(WHAT TO WORK ON): Pull out every line of the listing below where "more" appears.

(TASK DATA):
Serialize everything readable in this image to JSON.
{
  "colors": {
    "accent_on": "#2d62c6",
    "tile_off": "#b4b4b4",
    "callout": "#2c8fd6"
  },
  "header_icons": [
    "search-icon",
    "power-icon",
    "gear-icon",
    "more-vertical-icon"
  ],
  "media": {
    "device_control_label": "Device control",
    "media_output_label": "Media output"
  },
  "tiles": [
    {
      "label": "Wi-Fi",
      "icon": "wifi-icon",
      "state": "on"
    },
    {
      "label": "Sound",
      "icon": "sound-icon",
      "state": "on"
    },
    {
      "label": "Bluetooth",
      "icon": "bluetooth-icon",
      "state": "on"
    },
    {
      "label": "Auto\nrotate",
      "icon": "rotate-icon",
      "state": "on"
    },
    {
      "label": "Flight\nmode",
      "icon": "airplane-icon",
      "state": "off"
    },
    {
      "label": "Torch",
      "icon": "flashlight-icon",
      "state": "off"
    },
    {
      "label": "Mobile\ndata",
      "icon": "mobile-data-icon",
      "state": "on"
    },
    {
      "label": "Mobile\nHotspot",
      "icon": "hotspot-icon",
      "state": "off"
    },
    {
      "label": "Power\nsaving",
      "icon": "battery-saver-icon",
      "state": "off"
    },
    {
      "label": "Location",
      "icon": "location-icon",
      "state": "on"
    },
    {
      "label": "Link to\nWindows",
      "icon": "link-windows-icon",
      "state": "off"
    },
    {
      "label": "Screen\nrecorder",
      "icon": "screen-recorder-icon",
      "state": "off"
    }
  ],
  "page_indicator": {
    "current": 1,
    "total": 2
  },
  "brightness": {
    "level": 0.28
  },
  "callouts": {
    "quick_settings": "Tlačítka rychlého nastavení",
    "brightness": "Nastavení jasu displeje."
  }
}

==

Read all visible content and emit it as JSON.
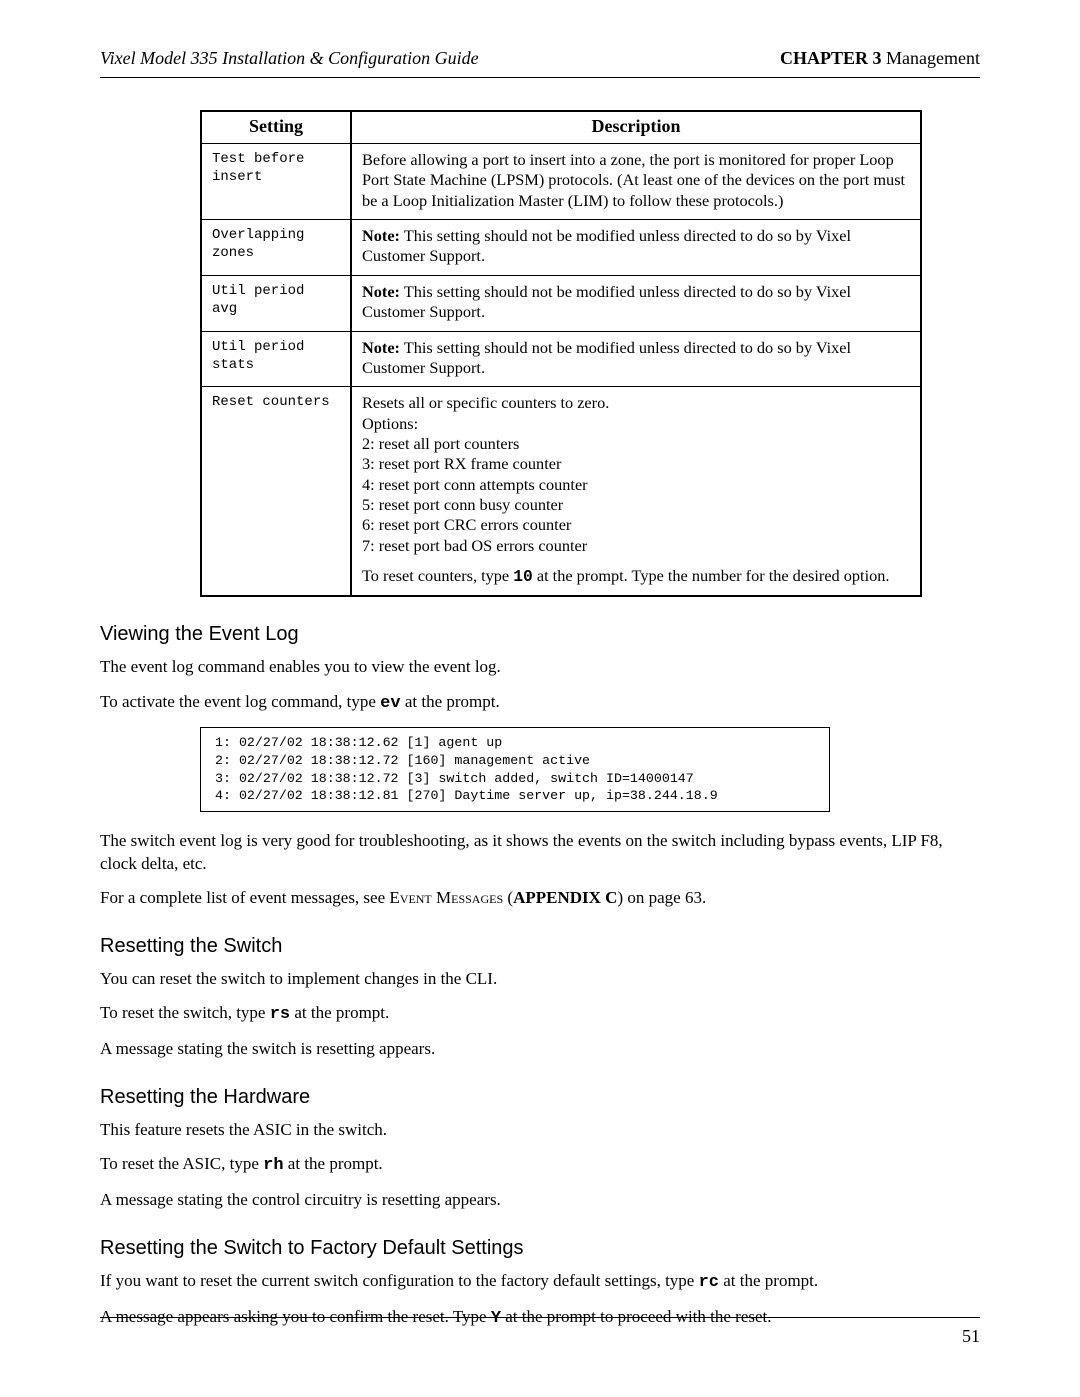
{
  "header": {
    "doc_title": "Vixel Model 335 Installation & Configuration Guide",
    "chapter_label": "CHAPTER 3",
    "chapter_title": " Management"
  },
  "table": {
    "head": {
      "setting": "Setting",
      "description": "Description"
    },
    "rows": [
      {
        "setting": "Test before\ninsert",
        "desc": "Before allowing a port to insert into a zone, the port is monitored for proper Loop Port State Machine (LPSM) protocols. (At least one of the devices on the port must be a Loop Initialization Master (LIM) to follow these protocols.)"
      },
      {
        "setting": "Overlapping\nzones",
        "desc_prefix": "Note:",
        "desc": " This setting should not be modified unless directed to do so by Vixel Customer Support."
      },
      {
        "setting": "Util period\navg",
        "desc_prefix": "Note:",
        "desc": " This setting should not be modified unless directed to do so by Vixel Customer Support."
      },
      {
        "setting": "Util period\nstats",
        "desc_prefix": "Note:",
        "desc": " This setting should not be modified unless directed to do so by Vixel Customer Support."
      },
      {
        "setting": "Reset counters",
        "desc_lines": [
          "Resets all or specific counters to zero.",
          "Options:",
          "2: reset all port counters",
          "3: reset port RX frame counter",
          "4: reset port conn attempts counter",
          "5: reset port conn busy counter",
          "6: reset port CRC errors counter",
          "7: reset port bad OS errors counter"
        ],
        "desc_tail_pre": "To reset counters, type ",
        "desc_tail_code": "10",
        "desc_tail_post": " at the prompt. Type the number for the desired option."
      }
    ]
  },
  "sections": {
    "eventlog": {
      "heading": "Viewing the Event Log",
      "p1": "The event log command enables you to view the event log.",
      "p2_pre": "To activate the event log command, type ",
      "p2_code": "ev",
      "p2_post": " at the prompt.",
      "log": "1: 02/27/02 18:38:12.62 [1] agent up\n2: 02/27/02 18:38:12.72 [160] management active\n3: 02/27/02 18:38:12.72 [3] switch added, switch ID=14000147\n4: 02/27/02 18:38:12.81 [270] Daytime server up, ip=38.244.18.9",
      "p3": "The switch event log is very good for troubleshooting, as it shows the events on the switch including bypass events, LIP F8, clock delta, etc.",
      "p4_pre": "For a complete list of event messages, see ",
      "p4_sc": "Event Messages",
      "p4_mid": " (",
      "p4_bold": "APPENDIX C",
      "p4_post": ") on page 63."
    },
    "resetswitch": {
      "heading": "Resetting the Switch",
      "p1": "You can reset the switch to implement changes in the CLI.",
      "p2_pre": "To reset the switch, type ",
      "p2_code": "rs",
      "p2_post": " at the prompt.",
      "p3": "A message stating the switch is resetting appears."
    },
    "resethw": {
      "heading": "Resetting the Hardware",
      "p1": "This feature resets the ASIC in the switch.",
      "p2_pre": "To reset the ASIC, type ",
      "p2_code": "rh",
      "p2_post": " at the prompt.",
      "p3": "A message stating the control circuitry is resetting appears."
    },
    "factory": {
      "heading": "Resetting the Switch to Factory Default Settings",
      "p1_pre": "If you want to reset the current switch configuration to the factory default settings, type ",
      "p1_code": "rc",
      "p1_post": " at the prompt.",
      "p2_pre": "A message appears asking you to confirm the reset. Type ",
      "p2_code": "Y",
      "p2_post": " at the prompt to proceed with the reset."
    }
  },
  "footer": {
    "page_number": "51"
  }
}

==

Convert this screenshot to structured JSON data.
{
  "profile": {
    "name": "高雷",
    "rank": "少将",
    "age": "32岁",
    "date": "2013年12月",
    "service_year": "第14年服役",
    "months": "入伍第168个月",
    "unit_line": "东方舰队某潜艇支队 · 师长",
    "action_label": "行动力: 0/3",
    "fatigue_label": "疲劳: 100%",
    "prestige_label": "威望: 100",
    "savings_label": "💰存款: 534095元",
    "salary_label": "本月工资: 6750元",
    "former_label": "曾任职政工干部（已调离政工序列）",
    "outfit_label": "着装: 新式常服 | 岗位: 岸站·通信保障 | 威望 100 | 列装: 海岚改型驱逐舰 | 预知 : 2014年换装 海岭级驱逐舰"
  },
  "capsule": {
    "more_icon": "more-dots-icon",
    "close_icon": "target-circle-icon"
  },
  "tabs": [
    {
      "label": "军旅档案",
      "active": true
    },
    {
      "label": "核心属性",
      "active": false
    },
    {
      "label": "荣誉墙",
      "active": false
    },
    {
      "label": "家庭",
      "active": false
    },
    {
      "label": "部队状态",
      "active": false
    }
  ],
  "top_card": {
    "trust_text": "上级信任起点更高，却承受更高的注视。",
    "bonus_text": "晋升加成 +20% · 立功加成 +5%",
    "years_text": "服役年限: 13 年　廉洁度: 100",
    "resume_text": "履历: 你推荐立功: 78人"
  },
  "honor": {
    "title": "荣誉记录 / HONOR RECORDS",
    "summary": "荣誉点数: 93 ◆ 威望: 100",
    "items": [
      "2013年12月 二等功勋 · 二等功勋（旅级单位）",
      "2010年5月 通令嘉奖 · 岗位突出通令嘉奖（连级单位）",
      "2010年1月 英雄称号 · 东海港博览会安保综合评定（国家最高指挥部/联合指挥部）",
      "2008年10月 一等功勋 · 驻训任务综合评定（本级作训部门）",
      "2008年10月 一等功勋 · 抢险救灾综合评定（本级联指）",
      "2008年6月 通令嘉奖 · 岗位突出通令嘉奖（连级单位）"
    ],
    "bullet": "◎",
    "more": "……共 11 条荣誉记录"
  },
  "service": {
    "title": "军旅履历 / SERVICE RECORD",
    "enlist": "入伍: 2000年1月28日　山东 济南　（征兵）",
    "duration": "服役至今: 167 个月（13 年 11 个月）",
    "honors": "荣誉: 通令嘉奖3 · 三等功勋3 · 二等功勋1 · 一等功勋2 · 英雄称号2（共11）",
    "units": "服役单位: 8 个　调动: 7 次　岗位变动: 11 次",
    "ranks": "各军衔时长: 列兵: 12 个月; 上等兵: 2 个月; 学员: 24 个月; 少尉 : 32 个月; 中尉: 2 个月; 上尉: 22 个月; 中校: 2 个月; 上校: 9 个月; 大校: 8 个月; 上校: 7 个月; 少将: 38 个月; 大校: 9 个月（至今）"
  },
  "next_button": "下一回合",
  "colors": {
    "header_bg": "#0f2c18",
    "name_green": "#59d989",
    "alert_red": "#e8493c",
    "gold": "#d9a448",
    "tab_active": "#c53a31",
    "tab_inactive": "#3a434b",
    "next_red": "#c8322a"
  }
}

(FULL RESPONSE):
    "more-vertical-icon"
    "more_icon": "more-dots-icon",
    "more": "……共 11 条荣誉记录"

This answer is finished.